>> Start ITEMS
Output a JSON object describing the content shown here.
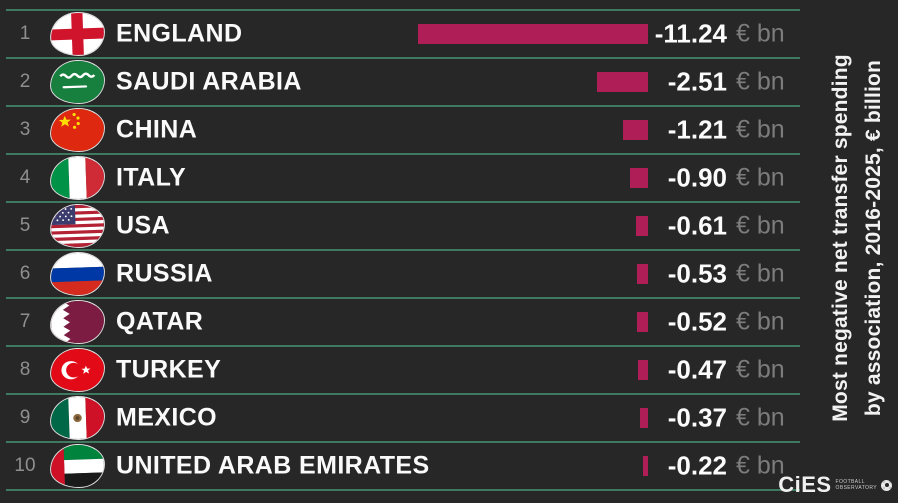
{
  "title": {
    "line1": "Most negative net transfer spending",
    "line2": "by association, 2016-2025, € billion"
  },
  "unit_label": "€ bn",
  "colors": {
    "background": "#272727",
    "divider_green": "#3e7a5f",
    "bar_magenta": "#b01e58",
    "rank_gray": "#8f8f8f",
    "unit_gray": "#7c7c7c",
    "text_white": "#fafafa"
  },
  "rows": [
    {
      "rank": "1",
      "country": "ENGLAND",
      "value_label": "-11.24",
      "flag": "england-flag"
    },
    {
      "rank": "2",
      "country": "SAUDI ARABIA",
      "value_label": "-2.51",
      "flag": "saudi-arabia-flag"
    },
    {
      "rank": "3",
      "country": "CHINA",
      "value_label": "-1.21",
      "flag": "china-flag"
    },
    {
      "rank": "4",
      "country": "ITALY",
      "value_label": "-0.90",
      "flag": "italy-flag"
    },
    {
      "rank": "5",
      "country": "USA",
      "value_label": "-0.61",
      "flag": "usa-flag"
    },
    {
      "rank": "6",
      "country": "RUSSIA",
      "value_label": "-0.53",
      "flag": "russia-flag"
    },
    {
      "rank": "7",
      "country": "QATAR",
      "value_label": "-0.52",
      "flag": "qatar-flag"
    },
    {
      "rank": "8",
      "country": "TURKEY",
      "value_label": "-0.47",
      "flag": "turkey-flag"
    },
    {
      "rank": "9",
      "country": "MEXICO",
      "value_label": "-0.37",
      "flag": "mexico-flag"
    },
    {
      "rank": "10",
      "country": "UNITED ARAB EMIRATES",
      "value_label": "-0.22",
      "flag": "uae-flag"
    }
  ],
  "chart_data": {
    "type": "bar",
    "orientation": "horizontal",
    "title": "Most negative net transfer spending by association, 2016-2025, € billion",
    "categories": [
      "ENGLAND",
      "SAUDI ARABIA",
      "CHINA",
      "ITALY",
      "USA",
      "RUSSIA",
      "QATAR",
      "TURKEY",
      "MEXICO",
      "UNITED ARAB EMIRATES"
    ],
    "values": [
      -11.24,
      -2.51,
      -1.21,
      -0.9,
      -0.61,
      -0.53,
      -0.52,
      -0.47,
      -0.37,
      -0.22
    ],
    "ranks": [
      1,
      2,
      3,
      4,
      5,
      6,
      7,
      8,
      9,
      10
    ],
    "unit": "€ bn",
    "bar_color": "#b01e58",
    "bars_right_aligned": true,
    "legend": "none",
    "grid": "row-dividers-only"
  },
  "logo": {
    "name": "CiES",
    "sub_line1": "FOOTBALL",
    "sub_line2": "OBSERVATORY",
    "icon": "soccer-ball-icon"
  }
}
>> End ITEMS
• _WHAT THE EXERCISE ASKS_
The material above must be printed exactly, with its pictures left out.

• _SOLUTION TO THE EXERCISE_
Output a JSON object describing the content shown here.
{
  "title": {
    "line1": "Most negative net transfer spending",
    "line2": "by association, 2016-2025, € billion"
  },
  "unit_label": "€ bn",
  "colors": {
    "background": "#272727",
    "divider_green": "#3e7a5f",
    "bar_magenta": "#b01e58",
    "rank_gray": "#8f8f8f",
    "unit_gray": "#7c7c7c",
    "text_white": "#fafafa"
  },
  "rows": [
    {
      "rank": "1",
      "country": "ENGLAND",
      "value_label": "-11.24",
      "flag": "england-flag"
    },
    {
      "rank": "2",
      "country": "SAUDI ARABIA",
      "value_label": "-2.51",
      "flag": "saudi-arabia-flag"
    },
    {
      "rank": "3",
      "country": "CHINA",
      "value_label": "-1.21",
      "flag": "china-flag"
    },
    {
      "rank": "4",
      "country": "ITALY",
      "value_label": "-0.90",
      "flag": "italy-flag"
    },
    {
      "rank": "5",
      "country": "USA",
      "value_label": "-0.61",
      "flag": "usa-flag"
    },
    {
      "rank": "6",
      "country": "RUSSIA",
      "value_label": "-0.53",
      "flag": "russia-flag"
    },
    {
      "rank": "7",
      "country": "QATAR",
      "value_label": "-0.52",
      "flag": "qatar-flag"
    },
    {
      "rank": "8",
      "country": "TURKEY",
      "value_label": "-0.47",
      "flag": "turkey-flag"
    },
    {
      "rank": "9",
      "country": "MEXICO",
      "value_label": "-0.37",
      "flag": "mexico-flag"
    },
    {
      "rank": "10",
      "country": "UNITED ARAB EMIRATES",
      "value_label": "-0.22",
      "flag": "uae-flag"
    }
  ],
  "chart_data": {
    "type": "bar",
    "orientation": "horizontal",
    "title": "Most negative net transfer spending by association, 2016-2025, € billion",
    "categories": [
      "ENGLAND",
      "SAUDI ARABIA",
      "CHINA",
      "ITALY",
      "USA",
      "RUSSIA",
      "QATAR",
      "TURKEY",
      "MEXICO",
      "UNITED ARAB EMIRATES"
    ],
    "values": [
      -11.24,
      -2.51,
      -1.21,
      -0.9,
      -0.61,
      -0.53,
      -0.52,
      -0.47,
      -0.37,
      -0.22
    ],
    "ranks": [
      1,
      2,
      3,
      4,
      5,
      6,
      7,
      8,
      9,
      10
    ],
    "unit": "€ bn",
    "bar_color": "#b01e58",
    "bars_right_aligned": true,
    "legend": "none",
    "grid": "row-dividers-only"
  },
  "logo": {
    "name": "CiES",
    "sub_line1": "FOOTBALL",
    "sub_line2": "OBSERVATORY",
    "icon": "soccer-ball-icon"
  }
}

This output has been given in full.